Tell how many lines contain the word "Driven". Reply with the number only.

SUPPLIED ENTRIES:
# # # #
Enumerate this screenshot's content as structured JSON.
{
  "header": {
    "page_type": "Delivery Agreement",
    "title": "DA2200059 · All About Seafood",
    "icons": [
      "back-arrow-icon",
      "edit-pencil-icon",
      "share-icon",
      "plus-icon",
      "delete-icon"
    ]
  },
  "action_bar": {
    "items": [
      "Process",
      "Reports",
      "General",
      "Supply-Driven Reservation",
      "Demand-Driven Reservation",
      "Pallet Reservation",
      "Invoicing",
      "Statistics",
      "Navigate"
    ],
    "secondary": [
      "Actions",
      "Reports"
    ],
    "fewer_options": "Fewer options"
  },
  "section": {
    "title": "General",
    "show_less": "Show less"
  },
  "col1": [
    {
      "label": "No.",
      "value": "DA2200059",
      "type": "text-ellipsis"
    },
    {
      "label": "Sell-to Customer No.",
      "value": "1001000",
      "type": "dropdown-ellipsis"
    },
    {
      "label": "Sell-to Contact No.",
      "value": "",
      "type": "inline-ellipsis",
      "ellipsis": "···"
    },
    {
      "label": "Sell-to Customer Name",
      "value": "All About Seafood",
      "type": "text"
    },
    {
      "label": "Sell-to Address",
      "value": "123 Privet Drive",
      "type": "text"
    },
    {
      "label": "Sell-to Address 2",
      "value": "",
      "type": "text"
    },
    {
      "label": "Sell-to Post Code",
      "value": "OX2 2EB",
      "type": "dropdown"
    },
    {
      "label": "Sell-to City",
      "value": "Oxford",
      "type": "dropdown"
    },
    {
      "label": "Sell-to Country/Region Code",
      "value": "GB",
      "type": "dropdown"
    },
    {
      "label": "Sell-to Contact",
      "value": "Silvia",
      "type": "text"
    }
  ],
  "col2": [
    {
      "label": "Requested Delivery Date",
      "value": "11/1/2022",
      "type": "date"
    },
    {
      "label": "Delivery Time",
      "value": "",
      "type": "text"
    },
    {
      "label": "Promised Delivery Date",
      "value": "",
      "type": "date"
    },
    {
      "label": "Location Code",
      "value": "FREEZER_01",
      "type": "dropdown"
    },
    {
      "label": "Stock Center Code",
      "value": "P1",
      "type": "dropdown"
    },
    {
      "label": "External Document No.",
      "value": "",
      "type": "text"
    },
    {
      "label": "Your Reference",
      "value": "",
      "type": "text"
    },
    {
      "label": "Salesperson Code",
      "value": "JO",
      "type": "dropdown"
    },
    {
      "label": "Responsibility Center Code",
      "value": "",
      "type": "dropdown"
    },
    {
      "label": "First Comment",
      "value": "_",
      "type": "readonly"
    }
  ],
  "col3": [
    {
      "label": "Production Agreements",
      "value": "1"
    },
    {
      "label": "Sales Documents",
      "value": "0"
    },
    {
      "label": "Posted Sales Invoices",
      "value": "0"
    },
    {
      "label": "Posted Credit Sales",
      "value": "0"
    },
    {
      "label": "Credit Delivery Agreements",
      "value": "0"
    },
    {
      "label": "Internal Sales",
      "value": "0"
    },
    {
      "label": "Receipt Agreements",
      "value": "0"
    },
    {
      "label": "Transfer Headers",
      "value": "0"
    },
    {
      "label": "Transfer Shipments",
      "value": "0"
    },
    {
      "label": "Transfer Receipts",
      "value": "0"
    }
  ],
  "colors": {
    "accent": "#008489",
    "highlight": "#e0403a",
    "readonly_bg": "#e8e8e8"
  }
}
# # # #
FINISHED TASK: 2